(7) Une des très grandes stations de radio qui arrosaient la ville de Buenos Aires, dès les années 30 et qui mena tambour battant les campagnes électorales péronistes des années 40 et 50.
(8) Le Novelty était une "boite", selon le terme de l’époque. Un cabaret bon marché, bas de gamme. C’est là néanmoins qu’Astor Piazzolla fit ses débuts de musicien d’orchestre en 1938, lorsqu’il arriva à 17 ans à Buenos Aires. De là, il se fit embaucher, à l’arrachée, par Pichuco, un an et demi plus tard. Il en parlait comme d’un établissement plutôt minable où les artistes étaient exploités et où la drogue coulait à flot pour supporter cette vie détestable. Lire à ce sujet : Astor, par Diana Piazzolla (sa fille), Ed. Atlantica pour la version traduite en français, Ed Corregidor pour la version originale.

TRAVAIL DEMANDÉ>
A: Répondez à ces questions d'après les notes sur Buenos Aires et Piazzolla :
(i) Quelles campagnes électorales la grande station de radio mena-t-elle « tambour battant » ?
(ii) En quelle année Astor Piazzolla fit-il ses débuts de musicien d'orchestre au Novelty ?
(iii) Qui a écrit le livre « Astor » recommandé en fin de note ?
B: Traduisez en anglais cette phrase des notes sur Buenos Aires et Piazzolla : « C’est là néanmoins qu’Astor Piazzolla fit ses débuts de musicien d’orchestre en 1938, lorsqu’il arriva à 17 ans à Buenos Aires. »
C: Poursuivez, s'il vous plaît, les notes sur Buenos Aires et Piazzolla à partir de leur dernière phrase.

DONNÉES FOURNIES>

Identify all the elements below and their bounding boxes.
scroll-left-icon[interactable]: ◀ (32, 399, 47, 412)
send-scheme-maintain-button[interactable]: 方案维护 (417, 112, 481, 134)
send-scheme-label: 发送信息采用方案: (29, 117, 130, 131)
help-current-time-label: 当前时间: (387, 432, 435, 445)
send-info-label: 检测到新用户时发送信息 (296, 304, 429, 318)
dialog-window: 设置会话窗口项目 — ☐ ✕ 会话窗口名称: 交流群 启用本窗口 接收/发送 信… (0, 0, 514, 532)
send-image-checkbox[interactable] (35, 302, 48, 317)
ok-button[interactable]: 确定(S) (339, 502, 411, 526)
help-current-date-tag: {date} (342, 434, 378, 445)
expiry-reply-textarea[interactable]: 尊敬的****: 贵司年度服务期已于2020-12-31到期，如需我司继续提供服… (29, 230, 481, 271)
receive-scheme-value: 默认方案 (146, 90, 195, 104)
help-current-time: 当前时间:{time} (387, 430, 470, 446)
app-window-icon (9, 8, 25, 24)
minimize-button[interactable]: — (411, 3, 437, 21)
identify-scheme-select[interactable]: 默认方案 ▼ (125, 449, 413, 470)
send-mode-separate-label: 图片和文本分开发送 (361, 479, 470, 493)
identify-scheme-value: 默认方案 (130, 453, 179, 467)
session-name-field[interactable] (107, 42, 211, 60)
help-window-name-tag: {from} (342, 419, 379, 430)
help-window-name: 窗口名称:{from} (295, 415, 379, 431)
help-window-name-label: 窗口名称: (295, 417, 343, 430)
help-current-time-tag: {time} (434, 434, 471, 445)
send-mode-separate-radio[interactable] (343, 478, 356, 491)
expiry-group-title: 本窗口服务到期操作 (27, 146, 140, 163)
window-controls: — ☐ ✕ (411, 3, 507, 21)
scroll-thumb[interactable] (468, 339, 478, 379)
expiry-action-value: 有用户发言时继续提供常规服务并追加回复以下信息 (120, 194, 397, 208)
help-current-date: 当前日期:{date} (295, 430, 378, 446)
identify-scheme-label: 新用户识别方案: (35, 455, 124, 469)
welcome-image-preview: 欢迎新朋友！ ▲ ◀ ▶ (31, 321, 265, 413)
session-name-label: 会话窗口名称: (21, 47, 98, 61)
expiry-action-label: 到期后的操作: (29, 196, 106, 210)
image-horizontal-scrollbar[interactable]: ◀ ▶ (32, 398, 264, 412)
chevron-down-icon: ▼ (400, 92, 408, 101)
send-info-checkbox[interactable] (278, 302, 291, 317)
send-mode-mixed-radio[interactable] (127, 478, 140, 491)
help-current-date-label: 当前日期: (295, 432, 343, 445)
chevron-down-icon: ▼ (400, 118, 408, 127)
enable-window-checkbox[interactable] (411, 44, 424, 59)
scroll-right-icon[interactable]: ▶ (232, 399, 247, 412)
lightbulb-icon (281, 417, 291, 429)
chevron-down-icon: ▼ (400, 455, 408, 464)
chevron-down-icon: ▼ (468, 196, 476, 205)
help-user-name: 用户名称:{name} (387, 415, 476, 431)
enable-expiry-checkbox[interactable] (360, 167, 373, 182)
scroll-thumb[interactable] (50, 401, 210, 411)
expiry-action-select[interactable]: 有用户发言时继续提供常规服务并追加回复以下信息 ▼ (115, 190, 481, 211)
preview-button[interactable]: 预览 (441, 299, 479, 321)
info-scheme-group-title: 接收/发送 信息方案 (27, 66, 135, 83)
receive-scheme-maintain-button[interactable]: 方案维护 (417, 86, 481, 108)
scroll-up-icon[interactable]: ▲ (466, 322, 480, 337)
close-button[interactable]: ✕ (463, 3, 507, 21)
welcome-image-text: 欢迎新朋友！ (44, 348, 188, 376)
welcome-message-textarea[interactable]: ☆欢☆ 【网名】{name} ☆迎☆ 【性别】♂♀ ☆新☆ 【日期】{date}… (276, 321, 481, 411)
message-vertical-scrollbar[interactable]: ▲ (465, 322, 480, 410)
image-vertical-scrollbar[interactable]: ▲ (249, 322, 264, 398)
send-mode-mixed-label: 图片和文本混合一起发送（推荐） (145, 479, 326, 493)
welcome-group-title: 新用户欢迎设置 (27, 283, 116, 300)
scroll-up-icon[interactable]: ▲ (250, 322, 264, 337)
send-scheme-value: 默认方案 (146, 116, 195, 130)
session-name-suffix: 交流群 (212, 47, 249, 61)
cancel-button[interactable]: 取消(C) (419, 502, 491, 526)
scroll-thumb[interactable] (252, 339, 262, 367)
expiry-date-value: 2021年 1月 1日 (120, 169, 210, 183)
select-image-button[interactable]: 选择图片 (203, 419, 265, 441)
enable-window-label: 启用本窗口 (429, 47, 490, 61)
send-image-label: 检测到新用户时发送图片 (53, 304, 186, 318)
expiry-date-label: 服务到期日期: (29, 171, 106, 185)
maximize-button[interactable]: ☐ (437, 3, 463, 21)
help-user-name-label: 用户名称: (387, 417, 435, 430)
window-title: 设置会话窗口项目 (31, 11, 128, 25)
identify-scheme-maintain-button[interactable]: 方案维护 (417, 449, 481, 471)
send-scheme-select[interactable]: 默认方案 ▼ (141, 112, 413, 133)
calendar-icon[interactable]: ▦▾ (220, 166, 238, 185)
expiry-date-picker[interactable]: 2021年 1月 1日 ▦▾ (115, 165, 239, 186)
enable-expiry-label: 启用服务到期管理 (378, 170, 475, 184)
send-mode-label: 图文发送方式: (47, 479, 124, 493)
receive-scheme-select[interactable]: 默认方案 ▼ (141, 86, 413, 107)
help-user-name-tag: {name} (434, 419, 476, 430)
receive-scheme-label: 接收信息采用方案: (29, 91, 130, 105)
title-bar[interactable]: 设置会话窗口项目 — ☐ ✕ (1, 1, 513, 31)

RÉPONSES SUCCESSIVES>
A:
(i) Les campagnes électorales péronistes des années 40 et 50.
(ii) En 1938.
(iii) Diana Piazzolla, sa fille.

B: It was there, nevertheless, that Astor Piazzolla made his debut as an orchestra musician in 1938, when he arrived in Buenos Aires at the age of 17.

C:
(9) Revolución Libertadora (1955-1958) : un gouvernement de fait, imposé par les Etats-Unis et téléguidé depuis Washington, après le renversement de Perón, alors dans son deuxième mandat comme président constitutionnel. Beaucoup d’Argentins s’en souviennent aujourd’hui comme d’une période de dictature, en tout cas d’absence de toute démocratie. Les péronistes furent écartés de toutes les positions un tant soit peu publiques et une censure frappa les artistes engagées comme Nelly Omar ou cet autre chanteur et compositeur (et artiste de cinéma) que fut Hugo del Carril. Les tangos et les films de Discépolo, mort en décembre 1951, furent mis à l’index, le théâtre qui portait son nom fut rebaptisé Teatro Presidente Alvear (parce qu’Alvear avait été beaucoup plus souple vis-à-vis des Etats-Unis que les Présidents Yrigoyen et Perón). Il ne semble pas en revanche que les tangos d’Homero Manzi, pourtant lui aussi très engagé mais sous son véritable nom, Homero Mancione, et mort la même année que Discépolo à quelques mois près, ait subi le même triste sort.
(10) Pure technique journalistique que cette question écrite. La chroniqueuse connaît si bien la réponse qu’elle n’a probablement jamais posé la question et sûrement pas sous cette forme.
(11) Manzi, bien sûr.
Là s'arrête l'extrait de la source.